Data records

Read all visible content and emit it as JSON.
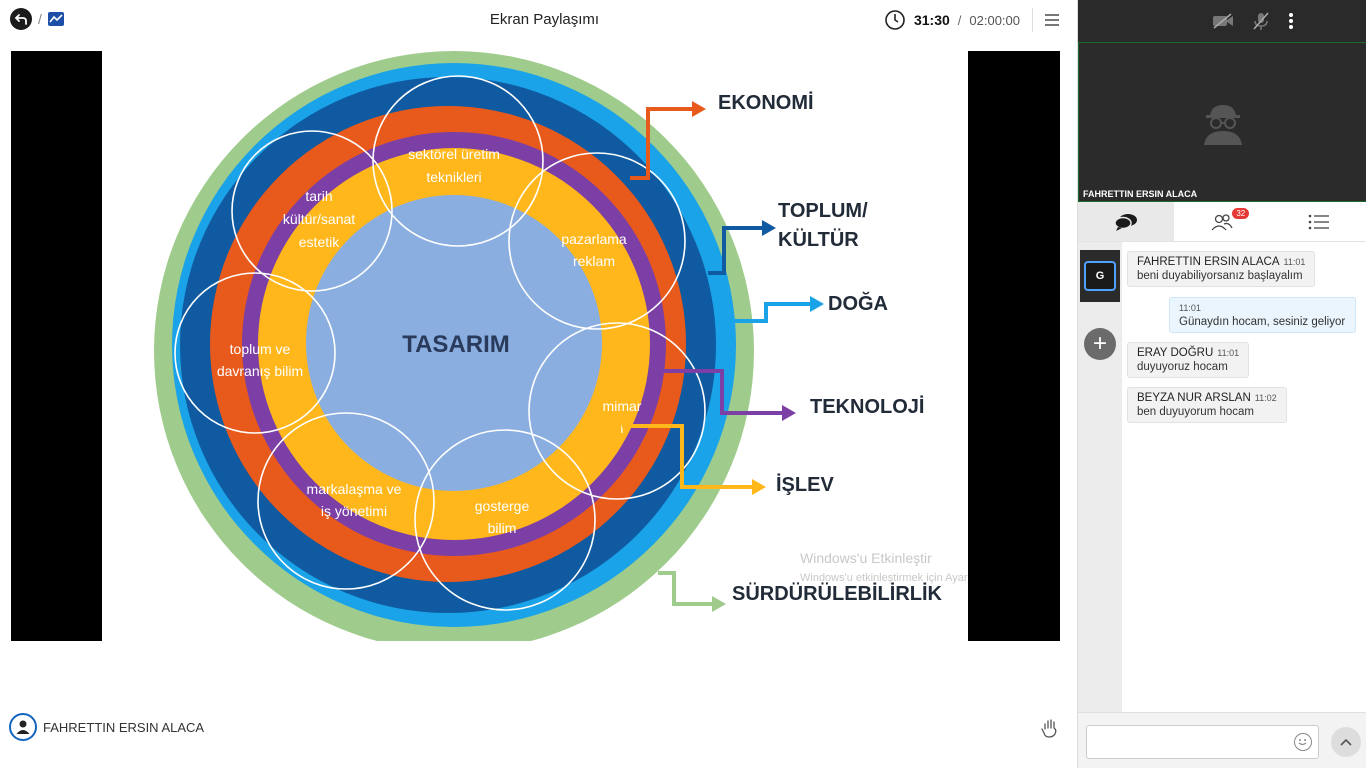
{
  "header": {
    "title": "Ekran Paylaşımı",
    "time_current": "31:30",
    "time_separator": "/",
    "time_total": "02:00:00"
  },
  "slide": {
    "center": "TASARIM",
    "circles": [
      [
        "sektörel üretim",
        "teknikleri"
      ],
      [
        "tarih",
        "kültür/sanat",
        "estetik"
      ],
      [
        "pazarlama",
        "reklam"
      ],
      [
        "toplum ve",
        "davranış bilim"
      ],
      [
        "mimar",
        "ı"
      ],
      [
        "markalaşma ve",
        "iş yönetimi"
      ],
      [
        "gosterge",
        "bilim"
      ]
    ],
    "labels": {
      "ekonomi": "EKONOMİ",
      "toplum_line1": "TOPLUM/",
      "toplum_line2": "KÜLTÜR",
      "doga": "DOĞA",
      "teknoloji": "TEKNOLOJİ",
      "islev": "İŞLEV",
      "surdurulebilirlik": "SÜRDÜRÜLEBİLİRLİK"
    },
    "watermark_line1": "Windows'u Etkinleştir",
    "watermark_line2": "Windows'u etkinleştirmek için Ayarlar'a gidin.",
    "colors": {
      "green": "#9fcc8c",
      "light_blue": "#1aa3e8",
      "dark_blue": "#0f5aa0",
      "orange": "#e8591c",
      "purple": "#7b3fa6",
      "yellow": "#ffb71b",
      "center": "#8aaee0"
    }
  },
  "presenter": {
    "name": "FAHRETTIN ERSIN ALACA"
  },
  "sidebar": {
    "camera_name": "FAHRETTIN ERSIN ALACA",
    "participant_count": "32",
    "avatar_letter": "G",
    "messages": [
      {
        "name": "FAHRETTIN ERSIN ALACA",
        "time": "11:01",
        "text": "beni duyabiliyorsanız başlayalım"
      },
      {
        "name": "",
        "time": "11:01",
        "text": "Günaydın hocam, sesiniz geliyor"
      },
      {
        "name": "ERAY DOĞRU",
        "time": "11:01",
        "text": "duyuyoruz hocam"
      },
      {
        "name": "BEYZA NUR ARSLAN",
        "time": "11:02",
        "text": "ben duyuyorum hocam"
      }
    ]
  }
}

*Short exercise*. Please set down each line of the data above exactly as written, without the pictures.

*Response to this exercise*.
Read all visible content and emit it as JSON.
{
  "header": {
    "title": "Ekran Paylaşımı",
    "time_current": "31:30",
    "time_separator": "/",
    "time_total": "02:00:00"
  },
  "slide": {
    "center": "TASARIM",
    "circles": [
      [
        "sektörel üretim",
        "teknikleri"
      ],
      [
        "tarih",
        "kültür/sanat",
        "estetik"
      ],
      [
        "pazarlama",
        "reklam"
      ],
      [
        "toplum ve",
        "davranış bilim"
      ],
      [
        "mimar",
        "ı"
      ],
      [
        "markalaşma ve",
        "iş yönetimi"
      ],
      [
        "gosterge",
        "bilim"
      ]
    ],
    "labels": {
      "ekonomi": "EKONOMİ",
      "toplum_line1": "TOPLUM/",
      "toplum_line2": "KÜLTÜR",
      "doga": "DOĞA",
      "teknoloji": "TEKNOLOJİ",
      "islev": "İŞLEV",
      "surdurulebilirlik": "SÜRDÜRÜLEBİLİRLİK"
    },
    "watermark_line1": "Windows'u Etkinleştir",
    "watermark_line2": "Windows'u etkinleştirmek için Ayarlar'a gidin.",
    "colors": {
      "green": "#9fcc8c",
      "light_blue": "#1aa3e8",
      "dark_blue": "#0f5aa0",
      "orange": "#e8591c",
      "purple": "#7b3fa6",
      "yellow": "#ffb71b",
      "center": "#8aaee0"
    }
  },
  "presenter": {
    "name": "FAHRETTIN ERSIN ALACA"
  },
  "sidebar": {
    "camera_name": "FAHRETTIN ERSIN ALACA",
    "participant_count": "32",
    "avatar_letter": "G",
    "messages": [
      {
        "name": "FAHRETTIN ERSIN ALACA",
        "time": "11:01",
        "text": "beni duyabiliyorsanız başlayalım"
      },
      {
        "name": "",
        "time": "11:01",
        "text": "Günaydın hocam, sesiniz geliyor"
      },
      {
        "name": "ERAY DOĞRU",
        "time": "11:01",
        "text": "duyuyoruz hocam"
      },
      {
        "name": "BEYZA NUR ARSLAN",
        "time": "11:02",
        "text": "ben duyuyorum hocam"
      }
    ]
  }
}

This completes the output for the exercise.